● **Texto fornecido**:
Topo

Democracia defensiva ou autocracia judicial?

Invasão de manifestantes ao Congresso, STF e Palácio do Planalto em 8 de janeiro Imagem: Marcelo Camargo/Agência Brasil

Amanda Guimarães da Cunha*

Especial para o UOL

03/09/2023 04h00

Somos um museu de velhas novidades, já dizia Cazuza. Ou, nas palavras de Millôr Fernandes, temos um enorme passado pela frente.
Não é novidade que muitos brasileiros sempre romantizaram e defenderam o regime militar e pautas antidemocráticas, usando da desculpa de ordem e pacificação social para suprimir ideias, liberdades, instituições e até mesmo pessoas.

Entretanto, havia ainda um certo pudor em manifestá-las, o que mudou radicalmente a partir, principalmente, das eleições de 2018, quando se lançou a Presidente da República um sujeito que defendia abertamente um dos maiores torturadores da ditadura militar e ridicularizava o ocorrido.

Relacionadas

Os esqueletos saíram do armário, literalmente, impulsionados ainda pela facilidade de comunicação pelas redes sociais e o poder dos algoritmos.

Perceberam, os mais atentos, que a democratização do país e o respeito aos direitos humanos mais elementares estava longe de se consolidar em terrae brasilis.

Com a eleição de Bolsonaro e sua tentativa de reeleição em 2022, o discurso alçou patamares de descredibilização das próprias instituições e do sistema eleitoral que o elegera. Segundo o ex-Presidente, caso ele não fosse eleito, o sistema eletrônico de votação estaria fraudado e ele e seus apoiadores poderiam se insurgir contra os resultados eleitorais.

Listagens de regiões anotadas
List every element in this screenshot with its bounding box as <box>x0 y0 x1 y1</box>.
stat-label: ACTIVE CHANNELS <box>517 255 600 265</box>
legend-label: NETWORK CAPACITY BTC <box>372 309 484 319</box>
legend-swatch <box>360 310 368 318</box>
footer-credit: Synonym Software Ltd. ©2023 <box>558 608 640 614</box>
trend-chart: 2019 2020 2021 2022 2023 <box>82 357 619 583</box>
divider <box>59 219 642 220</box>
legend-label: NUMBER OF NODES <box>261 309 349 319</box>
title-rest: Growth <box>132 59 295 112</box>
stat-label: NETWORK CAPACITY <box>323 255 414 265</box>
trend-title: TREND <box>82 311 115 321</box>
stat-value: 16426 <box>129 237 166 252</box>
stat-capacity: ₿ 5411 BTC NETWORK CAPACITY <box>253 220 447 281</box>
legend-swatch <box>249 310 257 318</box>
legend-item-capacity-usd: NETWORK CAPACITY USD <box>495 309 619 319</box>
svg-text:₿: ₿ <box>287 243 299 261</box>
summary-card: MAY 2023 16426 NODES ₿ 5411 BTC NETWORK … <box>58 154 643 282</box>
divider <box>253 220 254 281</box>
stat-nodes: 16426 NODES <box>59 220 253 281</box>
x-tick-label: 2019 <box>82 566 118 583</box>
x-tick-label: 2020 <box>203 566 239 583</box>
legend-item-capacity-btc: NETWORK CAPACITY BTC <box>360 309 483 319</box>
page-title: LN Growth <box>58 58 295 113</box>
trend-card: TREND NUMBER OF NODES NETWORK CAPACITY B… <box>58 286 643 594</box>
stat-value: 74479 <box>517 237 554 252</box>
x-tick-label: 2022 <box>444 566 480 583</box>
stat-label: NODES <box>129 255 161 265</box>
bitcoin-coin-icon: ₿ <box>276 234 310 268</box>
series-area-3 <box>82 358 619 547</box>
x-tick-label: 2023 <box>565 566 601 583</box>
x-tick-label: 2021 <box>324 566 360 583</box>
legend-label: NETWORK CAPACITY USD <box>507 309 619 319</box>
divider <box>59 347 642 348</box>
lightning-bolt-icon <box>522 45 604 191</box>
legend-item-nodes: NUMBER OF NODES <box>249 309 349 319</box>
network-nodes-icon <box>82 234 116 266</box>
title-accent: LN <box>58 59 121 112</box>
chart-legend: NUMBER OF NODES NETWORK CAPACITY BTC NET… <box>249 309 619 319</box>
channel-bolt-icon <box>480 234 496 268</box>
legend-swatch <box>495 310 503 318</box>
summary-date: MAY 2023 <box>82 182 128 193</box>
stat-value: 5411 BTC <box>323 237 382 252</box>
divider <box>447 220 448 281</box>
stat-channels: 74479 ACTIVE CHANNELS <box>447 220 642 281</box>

● **Instrução**:
Pode reproduzir o trecho do artigo sobre democracia defensiva de "Amanda Guimarães da" até "ridicularizava o ocorrido.", substituindo "pudor" por "receio"?

● **Resposta final**:
Amanda Guimarães da Cunha*

Especial para o UOL

03/09/2023 04h00

Somos um museu de velhas novidades, já dizia Cazuza. Ou, nas palavras de Millôr Fernandes, temos um enorme passado pela frente.
Não é novidade que muitos brasileiros sempre romantizaram e defenderam o regime militar e pautas antidemocráticas, usando da desculpa de ordem e pacificação social para suprimir ideias, liberdades, instituições e até mesmo pessoas.

Entretanto, havia ainda um certo receio em manifestá-las, o que mudou radicalmente a partir, principalmente, das eleições de 2018, quando se lançou a Presidente da República um sujeito que defendia abertamente um dos maiores torturadores da ditadura militar e ridicularizava o ocorrido.